(Exercise) Write out the full listing exactly as given, minus the images.

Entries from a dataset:
◆ ◆ ◆ ◆ ◆

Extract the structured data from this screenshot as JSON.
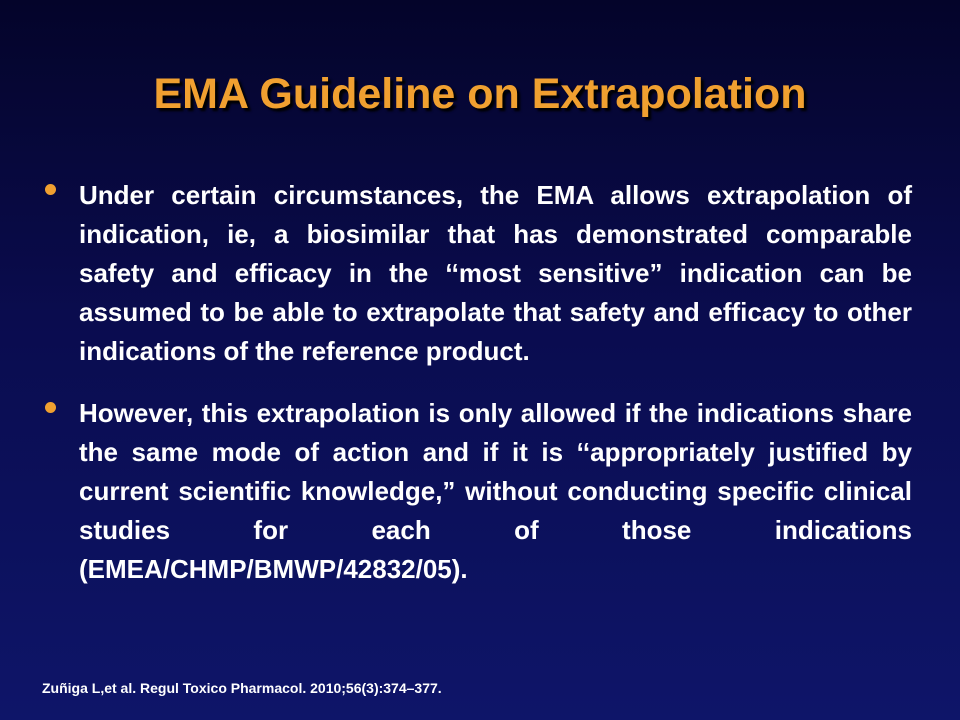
{
  "slide": {
    "title": "EMA Guideline on Extrapolation",
    "bullets": [
      {
        "text": "Under certain circumstances, the EMA allows extrapolation of indication, ie, a biosimilar that has demonstrated comparable safety and efficacy in the ‘‘most sensitive” indication can be assumed to be able to extrapolate that safety and efficacy to other indications of the reference product."
      },
      {
        "text": "However, this extrapolation is only allowed if the indications share the same mode of action and if it is ‘‘appropriately justified by current scientific knowledge,” without conducting specific clinical studies for each of those indications (EMEA/CHMP/BMWP/42832/05)."
      }
    ],
    "citation": "Zuñiga L,et al. Regul Toxico Pharmacol. 2010;56(3):374–377."
  },
  "colors": {
    "background_top": "#04042a",
    "background_bottom": "#0e1569",
    "title": "#f0a030",
    "bullet_marker": "#f0a030",
    "body_text": "#ffffff"
  }
}
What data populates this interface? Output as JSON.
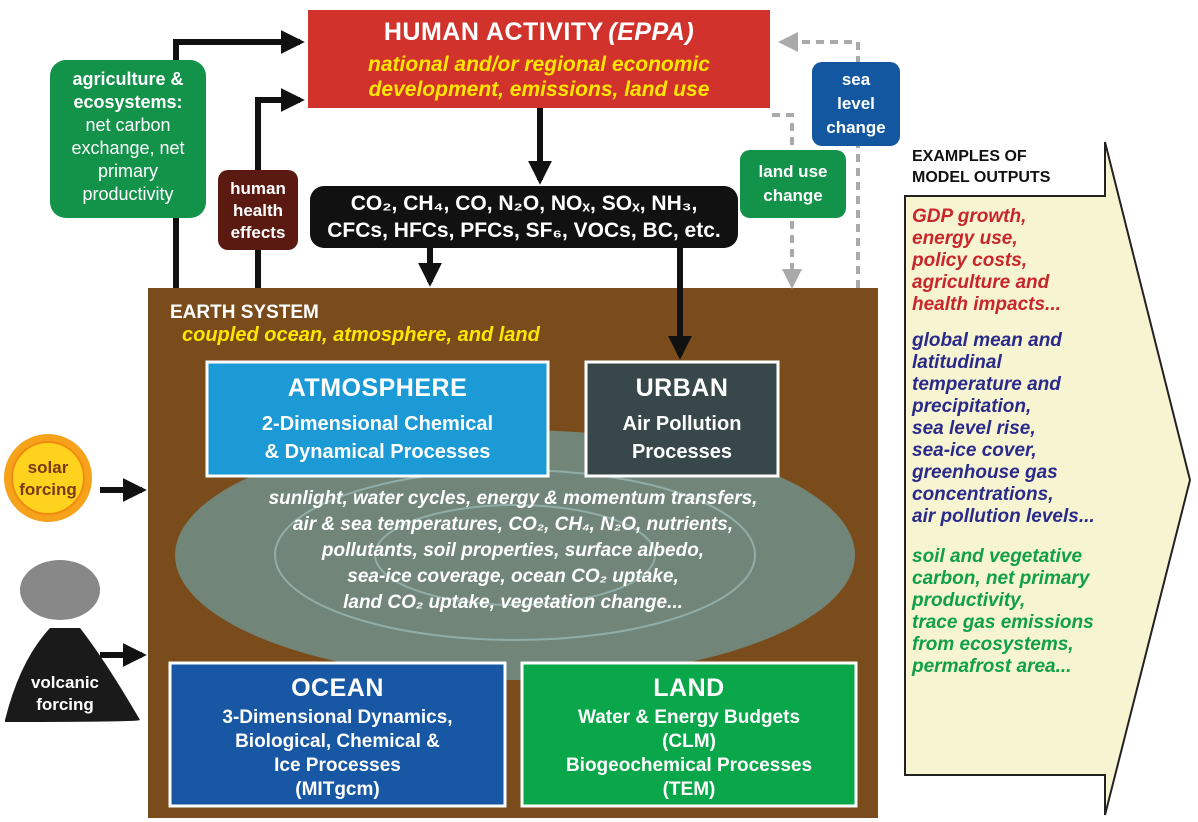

◆ ◆ ◆ ◆ ◆

(Written answer)
Extract the structured data from this screenshot as JSON.
{
  "slide": {
    "title": "EMA Guideline on Extrapolation",
    "bullets": [
      {
        "text": "Under certain circumstances, the EMA allows extrapolation of indication, ie, a biosimilar that has demonstrated comparable safety and efficacy in the ‘‘most sensitive” indication can be assumed to be able to extrapolate that safety and efficacy to other indications of the reference product."
      },
      {
        "text": "However, this extrapolation is only allowed if the indications share the same mode of action and if it is ‘‘appropriately justified by current scientific knowledge,” without conducting specific clinical studies for each of those indications (EMEA/CHMP/BMWP/42832/05)."
      }
    ],
    "citation": "Zuñiga L,et al. Regul Toxico Pharmacol. 2010;56(3):374–377."
  },
  "colors": {
    "background_top": "#04042a",
    "background_bottom": "#0e1569",
    "title": "#f0a030",
    "bullet_marker": "#f0a030",
    "body_text": "#ffffff"
  }
}
What data populates this interface? Output as JSON.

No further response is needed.